→ READING TEXT:
###

# New Sprayer



## w0lfe (Mar 19, 2018)

Check this out. Made from damn near scratch and ready for action. A buddy and I built these over the off season for our yards. We put a lot into the quality of these, so outside of a bomb, it should withstand anything.


----------



## Teej (Feb 27, 2019)

Looks rad!


----------



## bp2878 (Feb 13, 2019)

Nice! Where did you get the wheels/tires? Looking for some like that for mine.


----------



## w0lfe (Mar 19, 2018)

bp2878 said:


> Nice! Where did you get the wheels/tires? Looking for some like that for mine.


Got them at northern tool. They are run flats as well and their width prevents ruts when my tank is at the full 55 gallons


----------



## Ware (Jan 28, 2017)

Nice work!


----------



## FlowRider (Apr 7, 2019)

w0lfe said:


>


Wow, that looks like a really nice setup!

Can you please post some pictures of your pump setup, and what the frame looks like under the tank?

55 gallons - you must have some pastures to take care of...?

You could use that bad boy for watering your yard...! :thumbup:


----------



## w0lfe (Mar 19, 2018)

FlowRider said:


> w0lfe said:
> 
> 
> >
> ...


Yeah I have a large lot to take care of, but it's going to be used for everything.... pre-em, herbicide, insecticide, iron, etc..

I'll try to get some pics posted in the coming days.. Right now it's setting under a tarp that's completely covered in snow.


----------



## Dkrem (Mar 16, 2019)

Which hose reel is that? I've been looking to upgrade to one.

###

→ WHAT IS NEEDED:
Repeat word for word the stretch of the sprayer thread from "Yeah I have" through "(Mar 16, 2019)".

→ SOURCE DATA:
###

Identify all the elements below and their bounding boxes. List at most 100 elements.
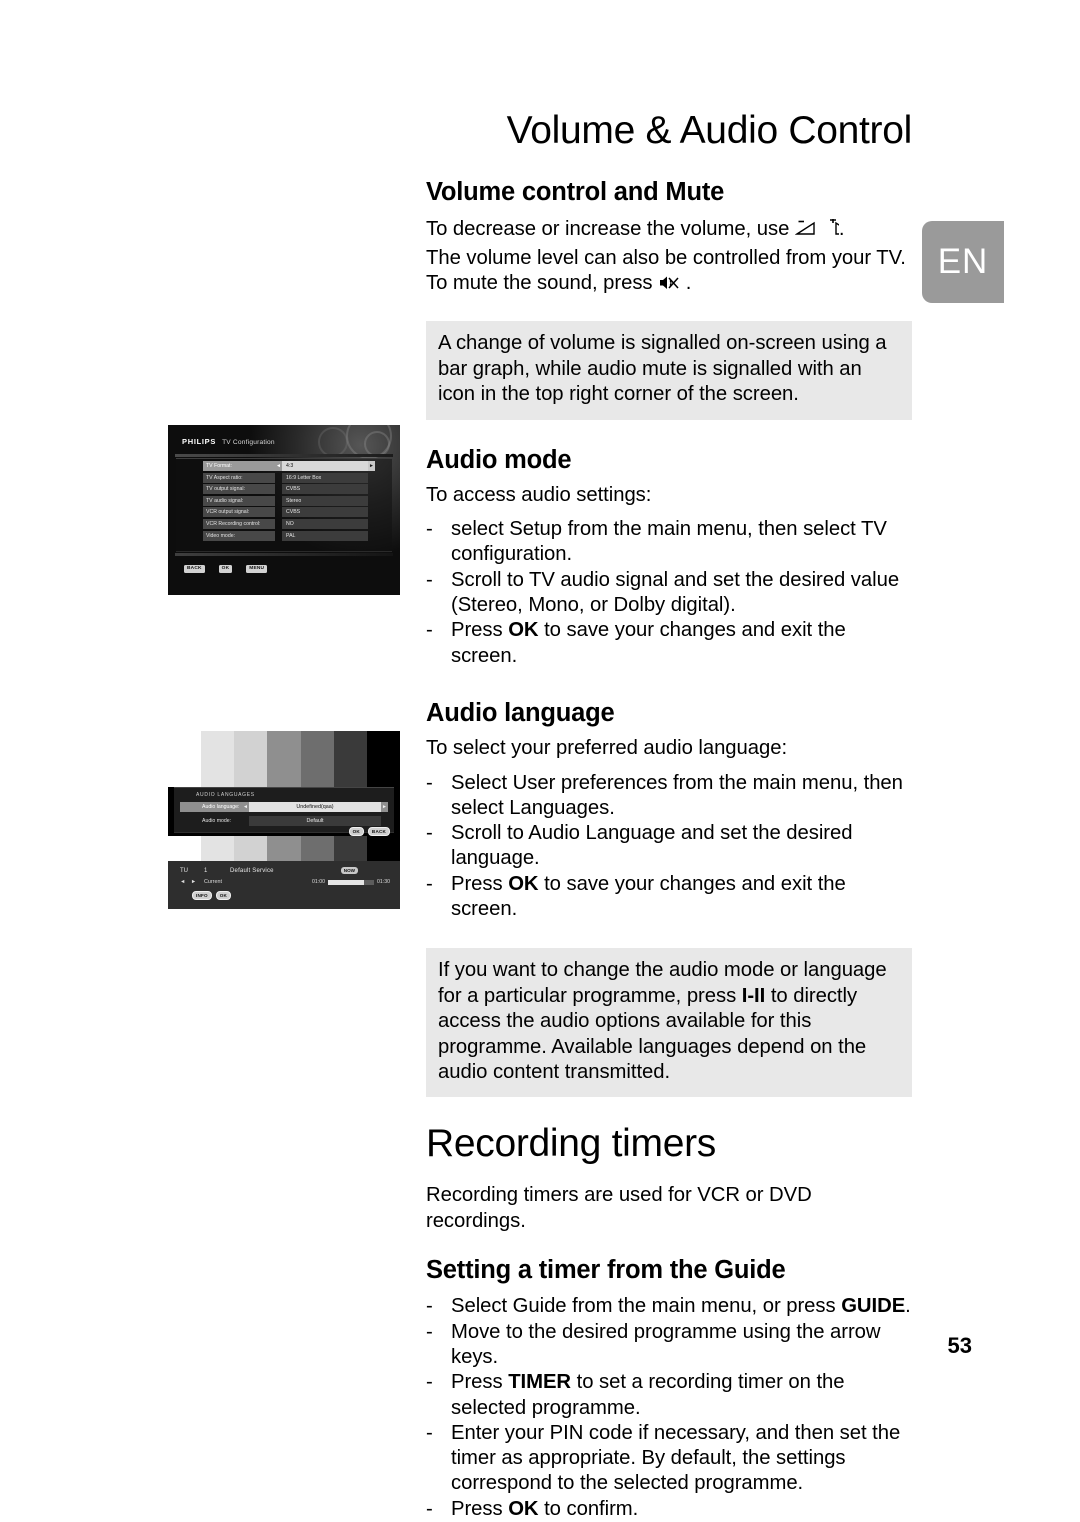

###

→ ANSWER TO THIS PROBLEM:
Yeah I have a large lot to take care of, but it's going to be used for everything.... pre-em, herbicide, insecticide, iron, etc..

I'll try to get some pics posted in the coming days.. Right now it's setting under a tarp that's completely covered in snow.


----------



## Dkrem (Mar 16, 2019)